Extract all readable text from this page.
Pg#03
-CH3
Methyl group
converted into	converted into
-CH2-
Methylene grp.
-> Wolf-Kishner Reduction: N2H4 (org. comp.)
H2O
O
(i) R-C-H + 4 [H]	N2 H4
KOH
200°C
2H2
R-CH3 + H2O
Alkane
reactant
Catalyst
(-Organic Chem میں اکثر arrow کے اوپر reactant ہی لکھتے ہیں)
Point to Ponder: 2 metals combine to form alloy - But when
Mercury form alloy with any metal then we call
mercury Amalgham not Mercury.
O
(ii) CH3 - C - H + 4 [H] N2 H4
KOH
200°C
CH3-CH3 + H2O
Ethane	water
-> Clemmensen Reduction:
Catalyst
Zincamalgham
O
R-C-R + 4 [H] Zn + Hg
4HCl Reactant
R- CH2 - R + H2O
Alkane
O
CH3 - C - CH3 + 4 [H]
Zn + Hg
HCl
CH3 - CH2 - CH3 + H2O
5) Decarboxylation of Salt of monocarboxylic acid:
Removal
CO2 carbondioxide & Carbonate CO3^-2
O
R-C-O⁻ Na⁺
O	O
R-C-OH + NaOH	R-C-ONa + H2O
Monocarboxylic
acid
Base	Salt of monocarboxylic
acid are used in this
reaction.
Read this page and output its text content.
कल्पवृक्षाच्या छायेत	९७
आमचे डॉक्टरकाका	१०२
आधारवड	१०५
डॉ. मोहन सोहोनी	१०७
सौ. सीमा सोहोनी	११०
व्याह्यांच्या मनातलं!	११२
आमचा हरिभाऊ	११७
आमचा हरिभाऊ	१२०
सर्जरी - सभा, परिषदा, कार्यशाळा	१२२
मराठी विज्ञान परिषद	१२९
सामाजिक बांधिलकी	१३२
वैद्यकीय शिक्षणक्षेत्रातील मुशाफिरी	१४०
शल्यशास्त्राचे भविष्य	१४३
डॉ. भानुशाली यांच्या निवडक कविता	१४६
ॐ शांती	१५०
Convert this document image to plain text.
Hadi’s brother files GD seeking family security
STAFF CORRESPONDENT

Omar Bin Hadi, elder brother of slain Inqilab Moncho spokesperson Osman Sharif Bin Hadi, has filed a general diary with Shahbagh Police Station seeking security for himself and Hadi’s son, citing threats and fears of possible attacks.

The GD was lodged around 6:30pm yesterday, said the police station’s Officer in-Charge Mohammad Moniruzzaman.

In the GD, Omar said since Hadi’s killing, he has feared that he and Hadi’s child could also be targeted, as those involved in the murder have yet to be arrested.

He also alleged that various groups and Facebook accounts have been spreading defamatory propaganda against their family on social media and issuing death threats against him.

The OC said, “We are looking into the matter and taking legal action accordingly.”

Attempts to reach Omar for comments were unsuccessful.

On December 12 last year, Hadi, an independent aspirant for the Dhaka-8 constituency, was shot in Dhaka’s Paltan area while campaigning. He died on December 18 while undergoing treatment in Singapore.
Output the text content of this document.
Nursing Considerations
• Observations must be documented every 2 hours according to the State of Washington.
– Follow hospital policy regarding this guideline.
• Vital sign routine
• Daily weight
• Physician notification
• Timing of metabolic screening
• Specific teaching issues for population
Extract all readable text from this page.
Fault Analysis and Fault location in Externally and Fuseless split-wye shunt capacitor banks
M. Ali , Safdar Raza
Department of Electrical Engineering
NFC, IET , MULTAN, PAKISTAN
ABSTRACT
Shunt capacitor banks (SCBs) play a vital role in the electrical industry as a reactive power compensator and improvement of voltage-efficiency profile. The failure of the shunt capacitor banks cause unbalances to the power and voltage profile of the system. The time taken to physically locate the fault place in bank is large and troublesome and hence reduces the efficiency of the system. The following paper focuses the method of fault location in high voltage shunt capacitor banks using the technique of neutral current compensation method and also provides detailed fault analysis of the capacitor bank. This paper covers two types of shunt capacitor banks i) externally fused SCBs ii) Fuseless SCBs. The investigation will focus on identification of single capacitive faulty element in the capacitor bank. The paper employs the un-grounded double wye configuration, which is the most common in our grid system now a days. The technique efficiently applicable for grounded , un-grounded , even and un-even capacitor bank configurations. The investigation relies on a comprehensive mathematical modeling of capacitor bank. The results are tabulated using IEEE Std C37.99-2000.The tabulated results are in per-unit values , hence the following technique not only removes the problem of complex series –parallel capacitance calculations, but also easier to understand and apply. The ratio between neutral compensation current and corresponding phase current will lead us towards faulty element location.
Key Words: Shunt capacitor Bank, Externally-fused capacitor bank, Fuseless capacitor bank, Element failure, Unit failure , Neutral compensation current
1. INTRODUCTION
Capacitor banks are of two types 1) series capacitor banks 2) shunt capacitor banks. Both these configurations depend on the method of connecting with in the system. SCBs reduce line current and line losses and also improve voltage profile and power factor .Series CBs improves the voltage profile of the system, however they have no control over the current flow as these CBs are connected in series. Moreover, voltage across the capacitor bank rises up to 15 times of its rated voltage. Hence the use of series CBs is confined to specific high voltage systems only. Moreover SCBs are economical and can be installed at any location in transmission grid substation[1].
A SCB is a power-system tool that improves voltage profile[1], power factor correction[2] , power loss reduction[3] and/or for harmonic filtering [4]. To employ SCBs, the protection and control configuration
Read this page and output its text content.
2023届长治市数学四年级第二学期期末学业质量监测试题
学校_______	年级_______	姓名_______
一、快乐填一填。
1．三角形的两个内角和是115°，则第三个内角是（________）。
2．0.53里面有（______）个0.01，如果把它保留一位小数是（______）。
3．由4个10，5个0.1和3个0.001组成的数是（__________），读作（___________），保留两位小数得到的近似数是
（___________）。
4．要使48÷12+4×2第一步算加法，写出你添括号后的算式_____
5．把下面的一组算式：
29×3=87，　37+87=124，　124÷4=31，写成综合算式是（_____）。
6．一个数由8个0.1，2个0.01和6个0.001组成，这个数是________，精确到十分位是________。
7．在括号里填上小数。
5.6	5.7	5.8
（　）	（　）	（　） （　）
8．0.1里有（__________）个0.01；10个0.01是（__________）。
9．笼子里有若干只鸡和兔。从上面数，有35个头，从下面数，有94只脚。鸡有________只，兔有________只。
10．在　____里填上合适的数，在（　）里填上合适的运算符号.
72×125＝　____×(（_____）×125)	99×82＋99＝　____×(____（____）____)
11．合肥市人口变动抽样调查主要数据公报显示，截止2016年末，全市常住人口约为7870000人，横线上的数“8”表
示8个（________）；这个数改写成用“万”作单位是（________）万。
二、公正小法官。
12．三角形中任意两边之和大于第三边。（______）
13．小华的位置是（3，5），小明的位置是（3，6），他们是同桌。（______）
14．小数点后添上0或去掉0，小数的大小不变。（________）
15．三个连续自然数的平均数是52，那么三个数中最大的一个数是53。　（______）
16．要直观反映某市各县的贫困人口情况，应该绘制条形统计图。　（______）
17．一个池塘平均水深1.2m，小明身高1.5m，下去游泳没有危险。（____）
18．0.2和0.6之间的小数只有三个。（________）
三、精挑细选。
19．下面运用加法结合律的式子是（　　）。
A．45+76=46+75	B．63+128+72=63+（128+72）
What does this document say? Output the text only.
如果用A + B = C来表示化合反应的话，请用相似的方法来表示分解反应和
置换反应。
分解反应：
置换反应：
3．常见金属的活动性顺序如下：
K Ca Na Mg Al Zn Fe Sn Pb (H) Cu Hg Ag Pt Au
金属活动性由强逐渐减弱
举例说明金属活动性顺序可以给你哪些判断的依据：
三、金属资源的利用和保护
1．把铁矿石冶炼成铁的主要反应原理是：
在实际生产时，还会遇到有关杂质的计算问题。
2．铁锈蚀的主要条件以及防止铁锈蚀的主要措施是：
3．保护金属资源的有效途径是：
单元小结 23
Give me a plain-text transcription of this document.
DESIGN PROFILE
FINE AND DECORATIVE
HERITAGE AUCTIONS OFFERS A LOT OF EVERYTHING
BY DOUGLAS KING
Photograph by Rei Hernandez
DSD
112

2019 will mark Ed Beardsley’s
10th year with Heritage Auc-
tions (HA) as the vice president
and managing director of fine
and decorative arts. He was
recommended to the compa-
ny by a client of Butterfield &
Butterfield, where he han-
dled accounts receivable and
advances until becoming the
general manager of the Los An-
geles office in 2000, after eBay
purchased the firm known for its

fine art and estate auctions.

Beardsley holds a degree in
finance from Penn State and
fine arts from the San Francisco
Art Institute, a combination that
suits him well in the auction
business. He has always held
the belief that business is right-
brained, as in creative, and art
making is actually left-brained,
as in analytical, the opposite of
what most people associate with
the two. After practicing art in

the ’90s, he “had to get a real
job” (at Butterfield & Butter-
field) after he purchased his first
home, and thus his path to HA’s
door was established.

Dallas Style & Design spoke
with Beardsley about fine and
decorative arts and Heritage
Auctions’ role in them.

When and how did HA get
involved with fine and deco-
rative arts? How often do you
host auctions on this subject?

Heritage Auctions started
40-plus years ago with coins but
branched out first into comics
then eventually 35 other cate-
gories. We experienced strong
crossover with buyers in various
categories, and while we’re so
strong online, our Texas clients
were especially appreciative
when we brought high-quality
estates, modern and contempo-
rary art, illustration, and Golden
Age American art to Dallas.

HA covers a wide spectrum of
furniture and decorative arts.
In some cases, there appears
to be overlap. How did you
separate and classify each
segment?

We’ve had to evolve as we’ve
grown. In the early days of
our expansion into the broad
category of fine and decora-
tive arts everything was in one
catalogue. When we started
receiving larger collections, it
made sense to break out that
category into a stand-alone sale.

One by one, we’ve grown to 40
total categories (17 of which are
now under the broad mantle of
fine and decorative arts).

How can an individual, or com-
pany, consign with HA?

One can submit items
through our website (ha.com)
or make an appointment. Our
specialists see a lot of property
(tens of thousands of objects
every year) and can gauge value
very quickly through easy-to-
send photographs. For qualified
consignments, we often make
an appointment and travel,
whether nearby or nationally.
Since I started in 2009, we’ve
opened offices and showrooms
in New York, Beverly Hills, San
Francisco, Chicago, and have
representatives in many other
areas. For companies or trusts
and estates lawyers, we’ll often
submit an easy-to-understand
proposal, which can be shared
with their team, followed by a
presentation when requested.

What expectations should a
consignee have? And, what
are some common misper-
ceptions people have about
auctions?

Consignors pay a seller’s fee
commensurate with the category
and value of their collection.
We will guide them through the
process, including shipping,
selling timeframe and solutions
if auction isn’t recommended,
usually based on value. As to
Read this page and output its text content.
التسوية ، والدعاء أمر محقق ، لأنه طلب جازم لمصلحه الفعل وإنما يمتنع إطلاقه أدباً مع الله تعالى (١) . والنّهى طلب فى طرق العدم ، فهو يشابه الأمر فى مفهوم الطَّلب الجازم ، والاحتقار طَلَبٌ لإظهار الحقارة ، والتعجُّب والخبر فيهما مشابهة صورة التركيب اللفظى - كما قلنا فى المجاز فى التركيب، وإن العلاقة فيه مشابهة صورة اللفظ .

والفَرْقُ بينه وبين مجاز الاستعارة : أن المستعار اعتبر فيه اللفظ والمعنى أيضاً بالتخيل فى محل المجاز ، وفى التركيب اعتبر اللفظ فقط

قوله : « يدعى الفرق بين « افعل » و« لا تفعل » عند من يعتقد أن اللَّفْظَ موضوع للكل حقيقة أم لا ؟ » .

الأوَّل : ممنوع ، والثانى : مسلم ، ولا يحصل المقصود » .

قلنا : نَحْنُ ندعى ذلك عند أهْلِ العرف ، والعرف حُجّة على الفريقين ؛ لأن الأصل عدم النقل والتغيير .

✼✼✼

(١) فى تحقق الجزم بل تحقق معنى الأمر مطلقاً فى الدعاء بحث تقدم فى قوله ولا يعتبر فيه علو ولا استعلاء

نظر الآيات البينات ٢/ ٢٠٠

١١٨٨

◆ ◆ ◆ ◆ ◆

Challenge
Which lines hold the word "make"? Copy each of them from the records.

Written answer
or make an appointment. Our
consignments, we often make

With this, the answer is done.